Pictures don't belong in the copy; print all the records exactly.

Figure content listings
++++
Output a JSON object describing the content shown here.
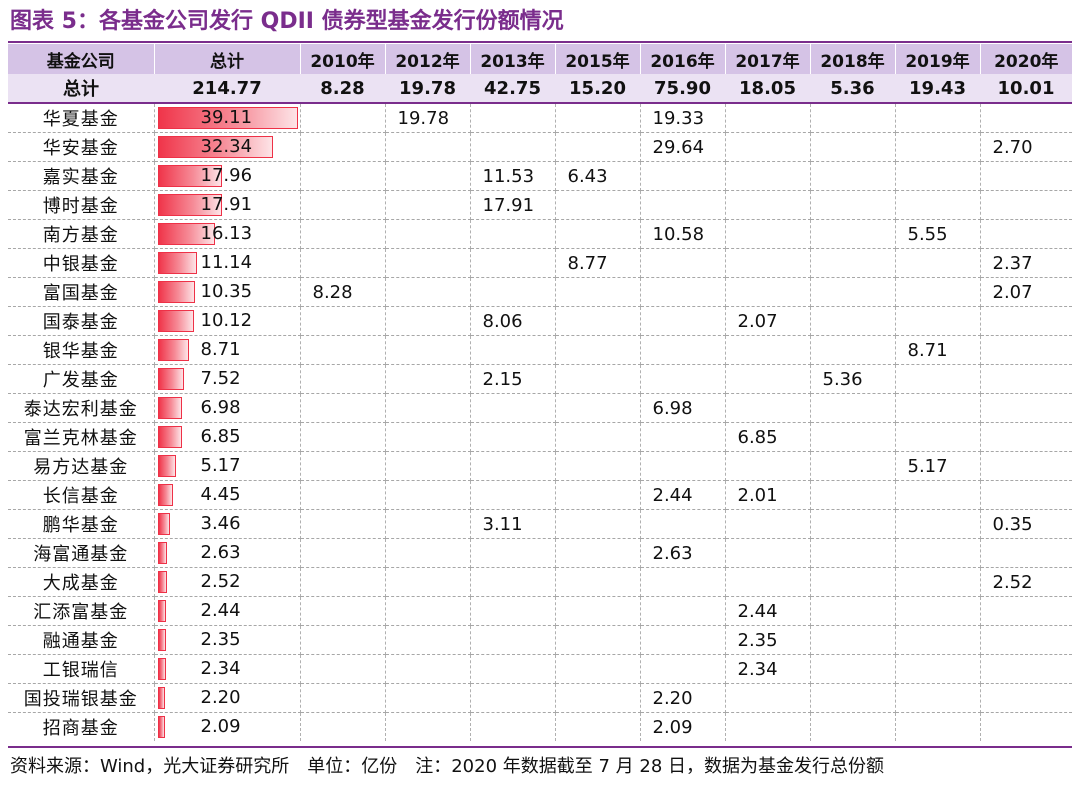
{
  "title": "图表 5：各基金公司发行 QDII 债券型基金发行份额情况",
  "table": {
    "header": [
      "基金公司",
      "总计",
      "2010年",
      "2012年",
      "2013年",
      "2015年",
      "2016年",
      "2017年",
      "2018年",
      "2019年",
      "2020年"
    ],
    "total_row": [
      "总计",
      "214.77",
      "8.28",
      "19.78",
      "42.75",
      "15.20",
      "75.90",
      "18.05",
      "5.36",
      "19.43",
      "10.01"
    ],
    "max_total": 39.11,
    "rows": [
      {
        "name": "华夏基金",
        "total": "39.11",
        "total_value": 39.11,
        "years": [
          "",
          "19.78",
          "",
          "",
          "19.33",
          "",
          "",
          "",
          ""
        ]
      },
      {
        "name": "华安基金",
        "total": "32.34",
        "total_value": 32.34,
        "years": [
          "",
          "",
          "",
          "",
          "29.64",
          "",
          "",
          "",
          "2.70"
        ]
      },
      {
        "name": "嘉实基金",
        "total": "17.96",
        "total_value": 17.96,
        "years": [
          "",
          "",
          "11.53",
          "6.43",
          "",
          "",
          "",
          "",
          ""
        ]
      },
      {
        "name": "博时基金",
        "total": "17.91",
        "total_value": 17.91,
        "years": [
          "",
          "",
          "17.91",
          "",
          "",
          "",
          "",
          "",
          ""
        ]
      },
      {
        "name": "南方基金",
        "total": "16.13",
        "total_value": 16.13,
        "years": [
          "",
          "",
          "",
          "",
          "10.58",
          "",
          "",
          "5.55",
          ""
        ]
      },
      {
        "name": "中银基金",
        "total": "11.14",
        "total_value": 11.14,
        "years": [
          "",
          "",
          "",
          "8.77",
          "",
          "",
          "",
          "",
          "2.37"
        ]
      },
      {
        "name": "富国基金",
        "total": "10.35",
        "total_value": 10.35,
        "years": [
          "8.28",
          "",
          "",
          "",
          "",
          "",
          "",
          "",
          "2.07"
        ]
      },
      {
        "name": "国泰基金",
        "total": "10.12",
        "total_value": 10.12,
        "years": [
          "",
          "",
          "8.06",
          "",
          "",
          "2.07",
          "",
          "",
          ""
        ]
      },
      {
        "name": "银华基金",
        "total": "8.71",
        "total_value": 8.71,
        "years": [
          "",
          "",
          "",
          "",
          "",
          "",
          "",
          "8.71",
          ""
        ]
      },
      {
        "name": "广发基金",
        "total": "7.52",
        "total_value": 7.52,
        "years": [
          "",
          "",
          "2.15",
          "",
          "",
          "",
          "5.36",
          "",
          ""
        ]
      },
      {
        "name": "泰达宏利基金",
        "total": "6.98",
        "total_value": 6.98,
        "years": [
          "",
          "",
          "",
          "",
          "6.98",
          "",
          "",
          "",
          ""
        ]
      },
      {
        "name": "富兰克林基金",
        "total": "6.85",
        "total_value": 6.85,
        "years": [
          "",
          "",
          "",
          "",
          "",
          "6.85",
          "",
          "",
          ""
        ]
      },
      {
        "name": "易方达基金",
        "total": "5.17",
        "total_value": 5.17,
        "years": [
          "",
          "",
          "",
          "",
          "",
          "",
          "",
          "5.17",
          ""
        ]
      },
      {
        "name": "长信基金",
        "total": "4.45",
        "total_value": 4.45,
        "years": [
          "",
          "",
          "",
          "",
          "2.44",
          "2.01",
          "",
          "",
          ""
        ]
      },
      {
        "name": "鹏华基金",
        "total": "3.46",
        "total_value": 3.46,
        "years": [
          "",
          "",
          "3.11",
          "",
          "",
          "",
          "",
          "",
          "0.35"
        ]
      },
      {
        "name": "海富通基金",
        "total": "2.63",
        "total_value": 2.63,
        "years": [
          "",
          "",
          "",
          "",
          "2.63",
          "",
          "",
          "",
          ""
        ]
      },
      {
        "name": "大成基金",
        "total": "2.52",
        "total_value": 2.52,
        "years": [
          "",
          "",
          "",
          "",
          "",
          "",
          "",
          "",
          "2.52"
        ]
      },
      {
        "name": "汇添富基金",
        "total": "2.44",
        "total_value": 2.44,
        "years": [
          "",
          "",
          "",
          "",
          "",
          "2.44",
          "",
          "",
          ""
        ]
      },
      {
        "name": "融通基金",
        "total": "2.35",
        "total_value": 2.35,
        "years": [
          "",
          "",
          "",
          "",
          "",
          "2.35",
          "",
          "",
          ""
        ]
      },
      {
        "name": "工银瑞信",
        "total": "2.34",
        "total_value": 2.34,
        "years": [
          "",
          "",
          "",
          "",
          "",
          "2.34",
          "",
          "",
          ""
        ]
      },
      {
        "name": "国投瑞银基金",
        "total": "2.20",
        "total_value": 2.2,
        "years": [
          "",
          "",
          "",
          "",
          "2.20",
          "",
          "",
          "",
          ""
        ]
      },
      {
        "name": "招商基金",
        "total": "2.09",
        "total_value": 2.09,
        "years": [
          "",
          "",
          "",
          "",
          "2.09",
          "",
          "",
          "",
          ""
        ]
      }
    ]
  },
  "footer": "资料来源：Wind，光大证券研究所　单位：亿份　注：2020 年数据截至 7 月 28 日，数据为基金发行总份额",
  "colors": {
    "accent": "#7a2d8c",
    "header_bg": "#d5c3e6",
    "total_bg": "#ebe2f3",
    "bar": "#f0354a"
  }
}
++++
Written answer:
Output a JSON object describing the content shown here.
{
  "title": "图表 5：各基金公司发行 QDII 债券型基金发行份额情况",
  "table": {
    "header": [
      "基金公司",
      "总计",
      "2010年",
      "2012年",
      "2013年",
      "2015年",
      "2016年",
      "2017年",
      "2018年",
      "2019年",
      "2020年"
    ],
    "total_row": [
      "总计",
      "214.77",
      "8.28",
      "19.78",
      "42.75",
      "15.20",
      "75.90",
      "18.05",
      "5.36",
      "19.43",
      "10.01"
    ],
    "max_total": 39.11,
    "rows": [
      {
        "name": "华夏基金",
        "total": "39.11",
        "total_value": 39.11,
        "years": [
          "",
          "19.78",
          "",
          "",
          "19.33",
          "",
          "",
          "",
          ""
        ]
      },
      {
        "name": "华安基金",
        "total": "32.34",
        "total_value": 32.34,
        "years": [
          "",
          "",
          "",
          "",
          "29.64",
          "",
          "",
          "",
          "2.70"
        ]
      },
      {
        "name": "嘉实基金",
        "total": "17.96",
        "total_value": 17.96,
        "years": [
          "",
          "",
          "11.53",
          "6.43",
          "",
          "",
          "",
          "",
          ""
        ]
      },
      {
        "name": "博时基金",
        "total": "17.91",
        "total_value": 17.91,
        "years": [
          "",
          "",
          "17.91",
          "",
          "",
          "",
          "",
          "",
          ""
        ]
      },
      {
        "name": "南方基金",
        "total": "16.13",
        "total_value": 16.13,
        "years": [
          "",
          "",
          "",
          "",
          "10.58",
          "",
          "",
          "5.55",
          ""
        ]
      },
      {
        "name": "中银基金",
        "total": "11.14",
        "total_value": 11.14,
        "years": [
          "",
          "",
          "",
          "8.77",
          "",
          "",
          "",
          "",
          "2.37"
        ]
      },
      {
        "name": "富国基金",
        "total": "10.35",
        "total_value": 10.35,
        "years": [
          "8.28",
          "",
          "",
          "",
          "",
          "",
          "",
          "",
          "2.07"
        ]
      },
      {
        "name": "国泰基金",
        "total": "10.12",
        "total_value": 10.12,
        "years": [
          "",
          "",
          "8.06",
          "",
          "",
          "2.07",
          "",
          "",
          ""
        ]
      },
      {
        "name": "银华基金",
        "total": "8.71",
        "total_value": 8.71,
        "years": [
          "",
          "",
          "",
          "",
          "",
          "",
          "",
          "8.71",
          ""
        ]
      },
      {
        "name": "广发基金",
        "total": "7.52",
        "total_value": 7.52,
        "years": [
          "",
          "",
          "2.15",
          "",
          "",
          "",
          "5.36",
          "",
          ""
        ]
      },
      {
        "name": "泰达宏利基金",
        "total": "6.98",
        "total_value": 6.98,
        "years": [
          "",
          "",
          "",
          "",
          "6.98",
          "",
          "",
          "",
          ""
        ]
      },
      {
        "name": "富兰克林基金",
        "total": "6.85",
        "total_value": 6.85,
        "years": [
          "",
          "",
          "",
          "",
          "",
          "6.85",
          "",
          "",
          ""
        ]
      },
      {
        "name": "易方达基金",
        "total": "5.17",
        "total_value": 5.17,
        "years": [
          "",
          "",
          "",
          "",
          "",
          "",
          "",
          "5.17",
          ""
        ]
      },
      {
        "name": "长信基金",
        "total": "4.45",
        "total_value": 4.45,
        "years": [
          "",
          "",
          "",
          "",
          "2.44",
          "2.01",
          "",
          "",
          ""
        ]
      },
      {
        "name": "鹏华基金",
        "total": "3.46",
        "total_value": 3.46,
        "years": [
          "",
          "",
          "3.11",
          "",
          "",
          "",
          "",
          "",
          "0.35"
        ]
      },
      {
        "name": "海富通基金",
        "total": "2.63",
        "total_value": 2.63,
        "years": [
          "",
          "",
          "",
          "",
          "2.63",
          "",
          "",
          "",
          ""
        ]
      },
      {
        "name": "大成基金",
        "total": "2.52",
        "total_value": 2.52,
        "years": [
          "",
          "",
          "",
          "",
          "",
          "",
          "",
          "",
          "2.52"
        ]
      },
      {
        "name": "汇添富基金",
        "total": "2.44",
        "total_value": 2.44,
        "years": [
          "",
          "",
          "",
          "",
          "",
          "2.44",
          "",
          "",
          ""
        ]
      },
      {
        "name": "融通基金",
        "total": "2.35",
        "total_value": 2.35,
        "years": [
          "",
          "",
          "",
          "",
          "",
          "2.35",
          "",
          "",
          ""
        ]
      },
      {
        "name": "工银瑞信",
        "total": "2.34",
        "total_value": 2.34,
        "years": [
          "",
          "",
          "",
          "",
          "",
          "2.34",
          "",
          "",
          ""
        ]
      },
      {
        "name": "国投瑞银基金",
        "total": "2.20",
        "total_value": 2.2,
        "years": [
          "",
          "",
          "",
          "",
          "2.20",
          "",
          "",
          "",
          ""
        ]
      },
      {
        "name": "招商基金",
        "total": "2.09",
        "total_value": 2.09,
        "years": [
          "",
          "",
          "",
          "",
          "2.09",
          "",
          "",
          "",
          ""
        ]
      }
    ]
  },
  "footer": "资料来源：Wind，光大证券研究所　单位：亿份　注：2020 年数据截至 7 月 28 日，数据为基金发行总份额",
  "colors": {
    "accent": "#7a2d8c",
    "header_bg": "#d5c3e6",
    "total_bg": "#ebe2f3",
    "bar": "#f0354a"
  }
}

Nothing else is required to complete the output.